- _Your goal_: Gather all lines in the entries that include the word "bread".

- _Data entries_:
+ + + + + + +

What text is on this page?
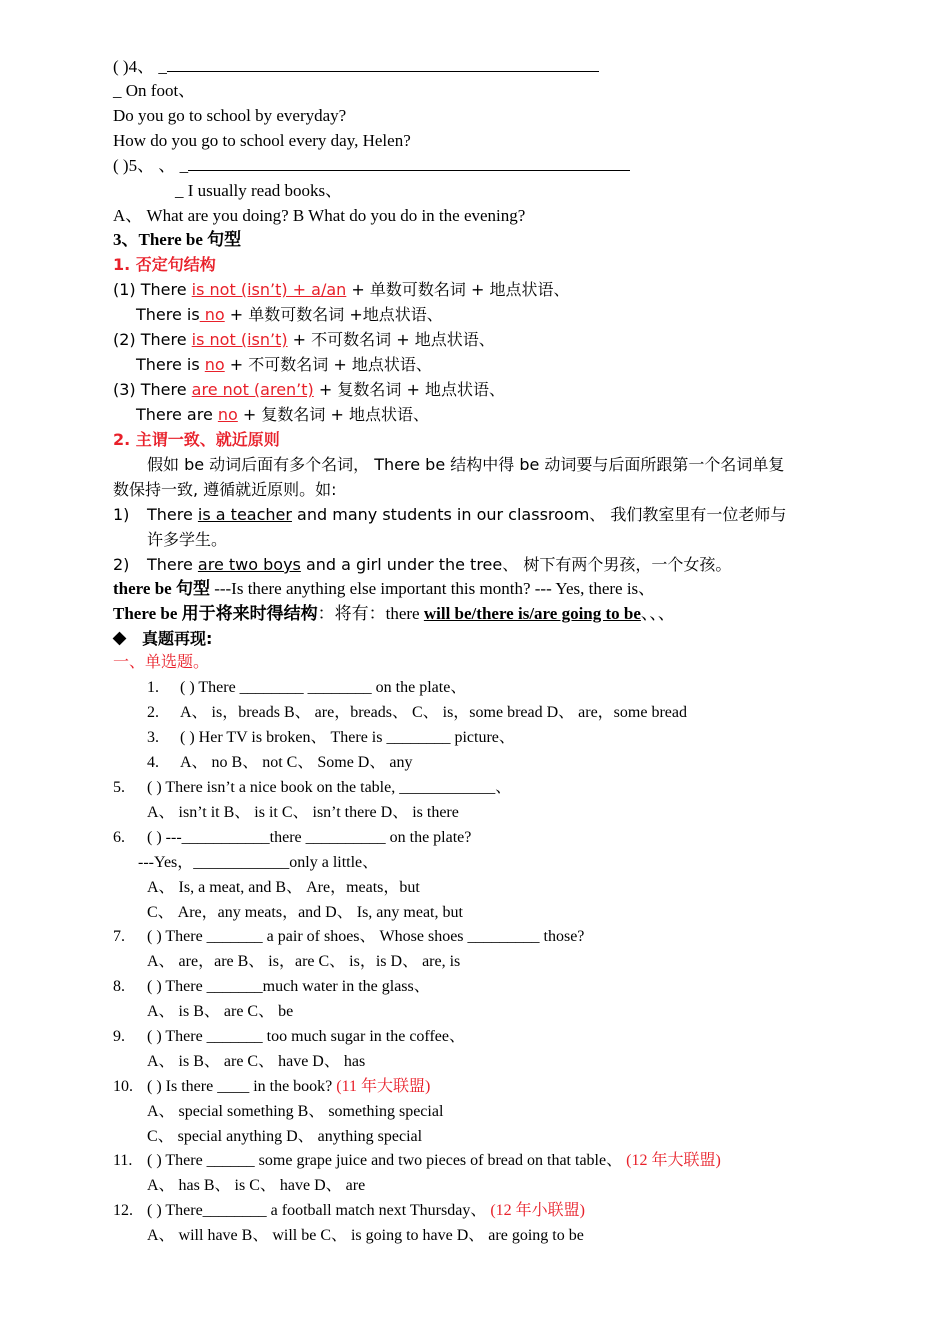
( )4、 _
_ On foot、
Do you go to school by everyday?
How do you go to school every day, Helen?
( )5、 、 _
_ I usually read books、
A、 What are you doing? B What do you do in the evening?
3、There be 句型
1. 否定句结构
(1) There is not (isn’t) + a/an + 单数可数名词 + 地点状语、
There is no + 单数可数名词 +地点状语、
(2) There is not (isn’t) + 不可数名词 + 地点状语、
There is no + 不可数名词 + 地点状语、
(3) There are not (aren’t) + 复数名词 + 地点状语、
There are no + 复数名词 + 地点状语、
2. 主谓一致、就近原则
假如 be 动词后面有多个名词， There be 结构中得 be 动词要与后面所跟第一个名词单复
数保持一致, 遵循就近原则。如:
1) There is a teacher and many students in our classroom、 我们教室里有一位老师与
许多学生。
2) There are two boys and a girl under the tree、 树下有两个男孩，一个女孩。
there be 句型 ---Is there anything else important this month? --- Yes, there is、
There be 用于将来时得结构：将有：there will be/there is/are going to be、、、
真题再现:
一、单选题。
1. ( ) There ________ ________ on the plate、
2. A、 is，breads B、 are，breads、 C、 is，some bread D、 are，some bread
3. ( ) Her TV is broken、 There is ________ picture、
4. A、 no B、 not C、 Some D、 any
5. ( ) There isn’t a nice book on the table, ____________、
A、 isn’t it B、 is it C、 isn’t there D、 is there
6. ( ) ---___________there __________ on the plate?
---Yes，____________only a little、
A、 Is, a meat, and B、 Are，meats，but
C、 Are，any meats，and D、 Is, any meat, but
7. ( ) There _______ a pair of shoes、 Whose shoes _________ those?
A、 are，are B、 is，are C、 is，is D、 are, is
8. ( ) There _______much water in the glass、
A、 is B、 are C、 be
9. ( ) There _______ too much sugar in the coffee、
A、 is B、 are C、 have D、 has
10. ( ) Is there ____ in the book? (11 年大联盟)
A、 special something B、 something special
C、 special anything D、 anything special
11. ( ) There ______ some grape juice and two pieces of bread on that table、 (12 年大联盟)
A、 has B、 is C、 have D、 are
12. ( ) There________ a football match next Thursday、 (12 年小联盟)
A、 will have B、 will be C、 is going to have D、 are going to be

+ + + + + + +

- _Result of this task_:
2. A、 is，breads B、 are，breads、 C、 is，some bread D、 are，some bread
11. ( ) There ______ some grape juice and two pieces of bread on that table、 (12 年大联盟)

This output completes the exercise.